La cosa che mi fa perdere di più il sonno è che nessuno mi ha ancora detto la causa di tutto ciò: un’infiammazione, un virus, forse, una malattia rara degenerativa…non si sa. Ogni mese vedo decine di persone nell’ambulatorio che frequento per sottopormi all’unica terapia che in questo momento ci dà un po’ di vita: flebo di immunoglobuline da fare per tre o quattro ore, per alcuni giorni. E sì che ne avevo frequentati di ospedali prima, quando ero giovane, quando lavoravo da giornalista e seguivo la cronaca dalla Sanità. A metà degli anni ’80 anche io mi ero occupata della “peste del secolo”, quella nuova malattia che veniva dall’Africa e che sembrava impossibile da combattere, sconosciuta e mortale senza rimedio alcuno.
Poi, grazie anche alla battaglia mediatica che ognuno di noi ha spinto fin dove poteva, sono nati gruppi di ricerca e cure sperimentali. Oggi certo non si guarisce dall’Aids ma si può mettere a tacere per dare ai malati anni di vita decente. Per non parlare del cancro, la condanna a morte per eccellenza. Eppure oggi sempre più malati di tumore (soprattutto per alcune tipologie) sconfiggono il male, sopravvivono e perfino guariscono grazie a cure sempre più all’avanguardia. Io credo che la nuova peste di questo secolo sia la malattia neurologica, la neuropatia in tutte le forme in cui si presenta. In questi anni ho trovato tra i compagni di flebo persone che hanno scoperto di averla anche da 20 anni, qualcuno da pochi mesi. Chi ha una forma lieve che si può tenere a bada, chi invece la vede galoppare con effetti gravi inarrestabili.

• [COMPITI DA SVOLGERE]
A - Elenca tutte le possibili cause della malattia che il brano sulla neuropatia riporta come ipotesi.
B - Prosegui il brano sulla neuropatia a partire dalla sua ultima frase.
I dati non hanno alcun rapporto con il brano sulla neuropatia.

• [Dati per il riconoscimento della struttura dei documenti]
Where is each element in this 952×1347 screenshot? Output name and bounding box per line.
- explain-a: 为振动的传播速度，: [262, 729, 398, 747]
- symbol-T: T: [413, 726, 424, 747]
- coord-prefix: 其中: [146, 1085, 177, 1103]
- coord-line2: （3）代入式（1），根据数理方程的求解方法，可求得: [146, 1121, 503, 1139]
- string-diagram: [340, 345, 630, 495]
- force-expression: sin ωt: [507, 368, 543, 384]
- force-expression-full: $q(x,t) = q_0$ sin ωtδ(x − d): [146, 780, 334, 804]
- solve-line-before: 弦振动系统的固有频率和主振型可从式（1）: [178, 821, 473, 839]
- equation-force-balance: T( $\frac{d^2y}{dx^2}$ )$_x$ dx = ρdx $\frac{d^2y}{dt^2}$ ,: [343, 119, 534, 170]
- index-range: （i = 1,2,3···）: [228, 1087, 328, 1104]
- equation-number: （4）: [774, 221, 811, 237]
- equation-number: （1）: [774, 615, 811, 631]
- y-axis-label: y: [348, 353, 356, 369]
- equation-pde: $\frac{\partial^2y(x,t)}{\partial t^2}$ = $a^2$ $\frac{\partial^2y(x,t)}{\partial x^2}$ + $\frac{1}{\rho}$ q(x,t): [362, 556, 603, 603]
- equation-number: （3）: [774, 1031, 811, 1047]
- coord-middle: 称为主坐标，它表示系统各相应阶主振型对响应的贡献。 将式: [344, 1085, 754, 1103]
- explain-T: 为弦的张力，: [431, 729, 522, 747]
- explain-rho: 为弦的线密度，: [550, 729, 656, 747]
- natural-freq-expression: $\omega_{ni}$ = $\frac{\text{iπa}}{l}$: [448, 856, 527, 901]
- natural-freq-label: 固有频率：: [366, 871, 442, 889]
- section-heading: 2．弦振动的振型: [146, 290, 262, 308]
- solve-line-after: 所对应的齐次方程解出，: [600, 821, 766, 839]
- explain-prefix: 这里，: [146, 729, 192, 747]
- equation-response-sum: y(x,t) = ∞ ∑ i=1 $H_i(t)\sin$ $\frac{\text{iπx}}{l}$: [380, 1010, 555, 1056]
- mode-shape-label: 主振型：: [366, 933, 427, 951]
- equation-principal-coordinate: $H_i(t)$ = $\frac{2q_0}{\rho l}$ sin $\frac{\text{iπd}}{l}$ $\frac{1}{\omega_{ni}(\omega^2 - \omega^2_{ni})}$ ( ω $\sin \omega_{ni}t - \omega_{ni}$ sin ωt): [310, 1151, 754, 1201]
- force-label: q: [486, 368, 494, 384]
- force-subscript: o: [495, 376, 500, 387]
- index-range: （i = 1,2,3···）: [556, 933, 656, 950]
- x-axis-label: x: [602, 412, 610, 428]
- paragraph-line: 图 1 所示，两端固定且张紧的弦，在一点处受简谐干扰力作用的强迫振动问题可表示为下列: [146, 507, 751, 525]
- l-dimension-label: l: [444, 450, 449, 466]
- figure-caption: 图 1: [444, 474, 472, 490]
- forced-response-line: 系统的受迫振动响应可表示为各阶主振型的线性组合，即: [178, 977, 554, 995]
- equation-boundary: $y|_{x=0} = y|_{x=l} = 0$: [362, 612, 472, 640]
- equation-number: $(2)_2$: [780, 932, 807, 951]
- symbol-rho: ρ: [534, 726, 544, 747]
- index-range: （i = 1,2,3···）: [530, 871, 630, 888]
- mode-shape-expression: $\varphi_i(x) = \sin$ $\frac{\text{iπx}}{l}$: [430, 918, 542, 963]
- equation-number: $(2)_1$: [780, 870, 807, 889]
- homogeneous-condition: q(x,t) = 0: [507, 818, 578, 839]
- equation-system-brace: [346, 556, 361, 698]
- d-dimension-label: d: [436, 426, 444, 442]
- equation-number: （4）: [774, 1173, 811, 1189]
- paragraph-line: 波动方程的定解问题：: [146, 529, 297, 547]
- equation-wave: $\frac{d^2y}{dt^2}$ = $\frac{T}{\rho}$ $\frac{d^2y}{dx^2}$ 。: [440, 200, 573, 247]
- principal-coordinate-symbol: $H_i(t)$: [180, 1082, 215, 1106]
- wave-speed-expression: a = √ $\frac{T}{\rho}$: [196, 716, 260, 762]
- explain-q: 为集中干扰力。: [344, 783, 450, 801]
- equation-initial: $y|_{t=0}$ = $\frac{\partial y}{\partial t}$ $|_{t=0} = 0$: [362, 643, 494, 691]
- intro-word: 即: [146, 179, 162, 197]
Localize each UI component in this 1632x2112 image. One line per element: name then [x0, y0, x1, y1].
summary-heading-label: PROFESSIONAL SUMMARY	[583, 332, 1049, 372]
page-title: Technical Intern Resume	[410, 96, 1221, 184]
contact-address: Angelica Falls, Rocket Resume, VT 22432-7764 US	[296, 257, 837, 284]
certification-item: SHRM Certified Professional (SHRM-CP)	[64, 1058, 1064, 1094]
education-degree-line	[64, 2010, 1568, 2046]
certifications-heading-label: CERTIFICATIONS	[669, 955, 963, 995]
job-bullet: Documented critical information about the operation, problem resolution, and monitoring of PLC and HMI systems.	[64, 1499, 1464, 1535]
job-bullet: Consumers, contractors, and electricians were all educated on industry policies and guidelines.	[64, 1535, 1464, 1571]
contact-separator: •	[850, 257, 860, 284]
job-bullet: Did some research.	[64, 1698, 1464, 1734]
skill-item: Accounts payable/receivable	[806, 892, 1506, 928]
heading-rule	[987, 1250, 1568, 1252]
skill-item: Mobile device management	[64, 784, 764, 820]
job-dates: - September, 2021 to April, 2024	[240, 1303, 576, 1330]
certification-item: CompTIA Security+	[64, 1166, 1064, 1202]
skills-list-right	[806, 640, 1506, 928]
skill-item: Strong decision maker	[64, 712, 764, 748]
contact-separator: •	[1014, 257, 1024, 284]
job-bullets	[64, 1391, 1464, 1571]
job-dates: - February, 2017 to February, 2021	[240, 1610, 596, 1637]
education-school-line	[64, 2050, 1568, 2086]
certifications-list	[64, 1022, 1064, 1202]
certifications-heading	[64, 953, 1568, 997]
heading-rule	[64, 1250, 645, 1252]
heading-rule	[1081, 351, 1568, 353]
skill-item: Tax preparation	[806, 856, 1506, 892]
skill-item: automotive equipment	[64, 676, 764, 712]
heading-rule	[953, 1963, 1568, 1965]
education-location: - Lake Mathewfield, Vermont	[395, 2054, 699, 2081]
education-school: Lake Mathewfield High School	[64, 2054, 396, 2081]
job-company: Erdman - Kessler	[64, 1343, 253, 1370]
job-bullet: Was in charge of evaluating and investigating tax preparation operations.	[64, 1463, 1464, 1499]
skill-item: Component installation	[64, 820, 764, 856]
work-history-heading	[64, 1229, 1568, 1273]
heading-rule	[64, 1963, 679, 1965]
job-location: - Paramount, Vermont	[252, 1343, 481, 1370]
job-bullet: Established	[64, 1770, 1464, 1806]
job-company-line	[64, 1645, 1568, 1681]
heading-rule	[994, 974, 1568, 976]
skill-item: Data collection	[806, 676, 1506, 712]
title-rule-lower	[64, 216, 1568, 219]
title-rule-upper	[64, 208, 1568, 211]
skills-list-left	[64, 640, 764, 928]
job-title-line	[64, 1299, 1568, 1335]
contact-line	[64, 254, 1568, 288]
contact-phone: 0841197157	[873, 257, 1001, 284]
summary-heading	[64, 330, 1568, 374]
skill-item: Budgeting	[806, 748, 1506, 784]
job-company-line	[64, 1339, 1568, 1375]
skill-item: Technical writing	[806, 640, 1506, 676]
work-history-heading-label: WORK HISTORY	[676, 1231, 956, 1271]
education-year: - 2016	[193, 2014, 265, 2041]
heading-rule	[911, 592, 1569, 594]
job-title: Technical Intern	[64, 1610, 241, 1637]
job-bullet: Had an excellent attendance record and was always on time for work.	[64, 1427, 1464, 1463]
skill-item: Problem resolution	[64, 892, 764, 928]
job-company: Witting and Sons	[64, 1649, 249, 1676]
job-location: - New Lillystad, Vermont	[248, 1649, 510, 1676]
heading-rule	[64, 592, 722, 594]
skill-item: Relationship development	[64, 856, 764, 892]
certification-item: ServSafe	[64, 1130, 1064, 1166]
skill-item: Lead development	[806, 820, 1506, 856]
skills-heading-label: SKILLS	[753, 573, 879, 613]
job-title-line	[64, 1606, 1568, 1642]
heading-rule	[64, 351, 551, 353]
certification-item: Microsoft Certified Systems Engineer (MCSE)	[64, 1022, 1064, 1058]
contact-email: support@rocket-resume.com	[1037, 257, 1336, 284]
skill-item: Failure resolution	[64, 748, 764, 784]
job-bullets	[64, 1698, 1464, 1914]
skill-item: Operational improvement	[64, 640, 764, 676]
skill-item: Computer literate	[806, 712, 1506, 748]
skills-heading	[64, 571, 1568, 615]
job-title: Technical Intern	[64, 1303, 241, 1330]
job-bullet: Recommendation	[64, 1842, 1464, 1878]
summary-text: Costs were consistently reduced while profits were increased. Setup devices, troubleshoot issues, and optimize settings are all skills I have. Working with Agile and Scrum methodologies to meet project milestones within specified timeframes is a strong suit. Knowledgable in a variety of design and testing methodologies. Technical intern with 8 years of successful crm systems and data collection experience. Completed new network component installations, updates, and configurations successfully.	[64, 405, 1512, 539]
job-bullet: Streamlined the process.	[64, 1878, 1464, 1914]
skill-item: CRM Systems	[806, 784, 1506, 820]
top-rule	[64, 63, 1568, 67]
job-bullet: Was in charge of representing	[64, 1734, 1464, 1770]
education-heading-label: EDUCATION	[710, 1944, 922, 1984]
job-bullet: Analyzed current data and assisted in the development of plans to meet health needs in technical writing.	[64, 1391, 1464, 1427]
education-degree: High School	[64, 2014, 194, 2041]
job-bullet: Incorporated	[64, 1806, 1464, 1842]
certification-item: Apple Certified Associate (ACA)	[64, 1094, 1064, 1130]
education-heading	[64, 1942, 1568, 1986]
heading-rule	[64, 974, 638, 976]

• [RISPOSTE PER COMPITO]
A - un'infiammazione; un virus; una malattia rara degenerativa

B -
Ci sono donne e uomini di tutte le età, anche anziani di 80 anni e perfino qualche giovanissimo di 17 anni. Ognuno di noi ogni giorno, ogni settimana, perde un pezzetto in più di sè, un muscolo, un movimento, e deve tornare a fare i conti con cosa deve ancora cancellare nella sua vita quotidiana: non corro più, poi non guido più, poi non cammino più…. Una lenta sottrazione di vita che urla un po’ di attenzione. Attenzione da parte di chi ci assiste, da parte di chi ci vive accanto, anche da parte di chi sta bene e non può neanche immaginare come si possa vivere così morendo un po’ alla volta. Faccio appello a chi oggi può far accendere i riflettori su di noi. Fate quello che noi abbiamo fatto tanti anni fa: urlate per spingere la comunità scientifica ad occuparsi di noi per accelerare la ricerca di una cura.